Quote every line of the material beneath this one.

Data entries ->
• • • • • • •
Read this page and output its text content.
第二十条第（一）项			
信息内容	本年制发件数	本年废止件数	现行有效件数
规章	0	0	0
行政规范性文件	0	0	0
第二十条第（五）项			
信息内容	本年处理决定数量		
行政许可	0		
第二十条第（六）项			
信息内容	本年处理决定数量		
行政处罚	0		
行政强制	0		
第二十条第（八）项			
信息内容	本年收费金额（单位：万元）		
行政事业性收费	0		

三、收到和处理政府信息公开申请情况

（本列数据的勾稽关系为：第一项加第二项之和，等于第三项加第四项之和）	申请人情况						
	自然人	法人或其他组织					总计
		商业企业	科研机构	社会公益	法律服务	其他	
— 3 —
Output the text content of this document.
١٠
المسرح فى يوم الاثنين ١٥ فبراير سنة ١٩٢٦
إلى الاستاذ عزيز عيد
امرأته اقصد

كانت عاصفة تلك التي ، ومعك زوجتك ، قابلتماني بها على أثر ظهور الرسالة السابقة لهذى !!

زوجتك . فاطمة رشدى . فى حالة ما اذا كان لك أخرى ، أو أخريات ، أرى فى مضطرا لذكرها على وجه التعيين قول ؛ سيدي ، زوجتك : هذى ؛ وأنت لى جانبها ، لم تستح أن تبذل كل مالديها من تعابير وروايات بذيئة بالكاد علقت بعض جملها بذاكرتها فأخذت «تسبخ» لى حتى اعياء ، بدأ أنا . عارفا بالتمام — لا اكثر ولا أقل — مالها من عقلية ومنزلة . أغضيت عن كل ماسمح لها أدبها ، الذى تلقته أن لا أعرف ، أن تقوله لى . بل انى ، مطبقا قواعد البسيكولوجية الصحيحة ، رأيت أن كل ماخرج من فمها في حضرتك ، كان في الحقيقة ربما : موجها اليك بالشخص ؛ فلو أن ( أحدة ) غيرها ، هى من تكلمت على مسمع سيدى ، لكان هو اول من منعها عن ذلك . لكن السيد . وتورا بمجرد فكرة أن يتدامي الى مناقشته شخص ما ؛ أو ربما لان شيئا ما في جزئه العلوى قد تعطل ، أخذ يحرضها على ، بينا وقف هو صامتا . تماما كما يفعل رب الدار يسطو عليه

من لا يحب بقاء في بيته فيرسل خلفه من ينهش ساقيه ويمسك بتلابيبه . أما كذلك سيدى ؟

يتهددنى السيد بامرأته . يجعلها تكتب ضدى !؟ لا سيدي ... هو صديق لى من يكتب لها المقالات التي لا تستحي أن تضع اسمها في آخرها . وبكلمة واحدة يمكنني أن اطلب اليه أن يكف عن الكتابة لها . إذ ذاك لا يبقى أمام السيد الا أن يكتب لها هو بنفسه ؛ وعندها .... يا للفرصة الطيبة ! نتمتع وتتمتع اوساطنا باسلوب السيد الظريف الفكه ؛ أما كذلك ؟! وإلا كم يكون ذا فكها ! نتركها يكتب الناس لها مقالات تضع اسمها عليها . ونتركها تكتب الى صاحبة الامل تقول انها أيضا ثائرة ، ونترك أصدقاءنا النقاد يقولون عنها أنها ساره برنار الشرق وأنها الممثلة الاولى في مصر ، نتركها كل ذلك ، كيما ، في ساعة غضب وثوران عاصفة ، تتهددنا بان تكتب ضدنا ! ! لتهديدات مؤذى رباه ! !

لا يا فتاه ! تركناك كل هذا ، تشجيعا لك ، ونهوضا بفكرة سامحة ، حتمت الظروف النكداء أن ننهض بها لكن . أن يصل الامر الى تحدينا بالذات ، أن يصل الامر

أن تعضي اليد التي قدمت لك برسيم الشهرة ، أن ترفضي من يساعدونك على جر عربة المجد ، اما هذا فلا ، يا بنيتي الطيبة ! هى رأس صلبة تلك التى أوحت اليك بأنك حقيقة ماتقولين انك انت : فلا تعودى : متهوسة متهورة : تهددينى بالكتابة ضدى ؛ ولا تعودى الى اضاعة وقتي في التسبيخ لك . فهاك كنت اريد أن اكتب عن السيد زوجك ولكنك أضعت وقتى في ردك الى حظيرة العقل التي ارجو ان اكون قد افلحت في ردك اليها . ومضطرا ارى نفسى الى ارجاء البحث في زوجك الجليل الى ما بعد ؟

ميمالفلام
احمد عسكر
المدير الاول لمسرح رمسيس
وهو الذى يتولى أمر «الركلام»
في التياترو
• • • • • • •
Full answer ->
Read this page and output its text content.
第二十条第（一）项			
信息内容	本年制发件数	本年废止件数	现行有效件数
规章	0	0	0
行政规范性文件	0	0	0
第二十条第（五）项			
信息内容	本年处理决定数量		
行政许可	0		
第二十条第（六）项			
信息内容	本年处理决定数量		
行政处罚	0		
行政强制	0		
第二十条第（八）项			
信息内容	本年收费金额（单位：万元）		
行政事业性收费	0		

三、收到和处理政府信息公开申请情况

（本列数据的勾稽关系为：第一项加第二项之和，等于第三项加第四项之和）	申请人情况						
	自然人	法人或其他组织					总计
		商业企业	科研机构	社会公益	法律服务	其他	
— 3 —
Output the text content of this document.
١٠
المسرح فى يوم الاثنين ١٥ فبراير سنة ١٩٢٦
إلى الاستاذ عزيز عيد
امرأته اقصد

كانت عاصفة تلك التي ، ومعك زوجتك ، قابلتماني بها على أثر ظهور الرسالة السابقة لهذى !!

زوجتك . فاطمة رشدى . فى حالة ما اذا كان لك أخرى ، أو أخريات ، أرى فى مضطرا لذكرها على وجه التعيين قول ؛ سيدي ، زوجتك : هذى ؛ وأنت لى جانبها ، لم تستح أن تبذل كل مالديها من تعابير وروايات بذيئة بالكاد علقت بعض جملها بذاكرتها فأخذت «تسبخ» لى حتى اعياء ، بدأ أنا . عارفا بالتمام — لا اكثر ولا أقل — مالها من عقلية ومنزلة . أغضيت عن كل ماسمح لها أدبها ، الذى تلقته أن لا أعرف ، أن تقوله لى . بل انى ، مطبقا قواعد البسيكولوجية الصحيحة ، رأيت أن كل ماخرج من فمها في حضرتك ، كان في الحقيقة ربما : موجها اليك بالشخص ؛ فلو أن ( أحدة ) غيرها ، هى من تكلمت على مسمع سيدى ، لكان هو اول من منعها عن ذلك . لكن السيد . وتورا بمجرد فكرة أن يتدامي الى مناقشته شخص ما ؛ أو ربما لان شيئا ما في جزئه العلوى قد تعطل ، أخذ يحرضها على ، بينا وقف هو صامتا . تماما كما يفعل رب الدار يسطو عليه

من لا يحب بقاء في بيته فيرسل خلفه من ينهش ساقيه ويمسك بتلابيبه . أما كذلك سيدى ؟

يتهددنى السيد بامرأته . يجعلها تكتب ضدى !؟ لا سيدي ... هو صديق لى من يكتب لها المقالات التي لا تستحي أن تضع اسمها في آخرها . وبكلمة واحدة يمكنني أن اطلب اليه أن يكف عن الكتابة لها . إذ ذاك لا يبقى أمام السيد الا أن يكتب لها هو بنفسه ؛ وعندها .... يا للفرصة الطيبة ! نتمتع وتتمتع اوساطنا باسلوب السيد الظريف الفكه ؛ أما كذلك ؟! وإلا كم يكون ذا فكها ! نتركها يكتب الناس لها مقالات تضع اسمها عليها . ونتركها تكتب الى صاحبة الامل تقول انها أيضا ثائرة ، ونترك أصدقاءنا النقاد يقولون عنها أنها ساره برنار الشرق وأنها الممثلة الاولى في مصر ، نتركها كل ذلك ، كيما ، في ساعة غضب وثوران عاصفة ، تتهددنا بان تكتب ضدنا ! ! لتهديدات مؤذى رباه ! !

لا يا فتاه ! تركناك كل هذا ، تشجيعا لك ، ونهوضا بفكرة سامحة ، حتمت الظروف النكداء أن ننهض بها لكن . أن يصل الامر الى تحدينا بالذات ، أن يصل الامر

أن تعضي اليد التي قدمت لك برسيم الشهرة ، أن ترفضي من يساعدونك على جر عربة المجد ، اما هذا فلا ، يا بنيتي الطيبة ! هى رأس صلبة تلك التى أوحت اليك بأنك حقيقة ماتقولين انك انت : فلا تعودى : متهوسة متهورة : تهددينى بالكتابة ضدى ؛ ولا تعودى الى اضاعة وقتي في التسبيخ لك . فهاك كنت اريد أن اكتب عن السيد زوجك ولكنك أضعت وقتى في ردك الى حظيرة العقل التي ارجو ان اكون قد افلحت في ردك اليها . ومضطرا ارى نفسى الى ارجاء البحث في زوجك الجليل الى ما بعد ؟

ميمالفلام
احمد عسكر
المدير الاول لمسرح رمسيس
وهو الذى يتولى أمر «الركلام»
في التياترو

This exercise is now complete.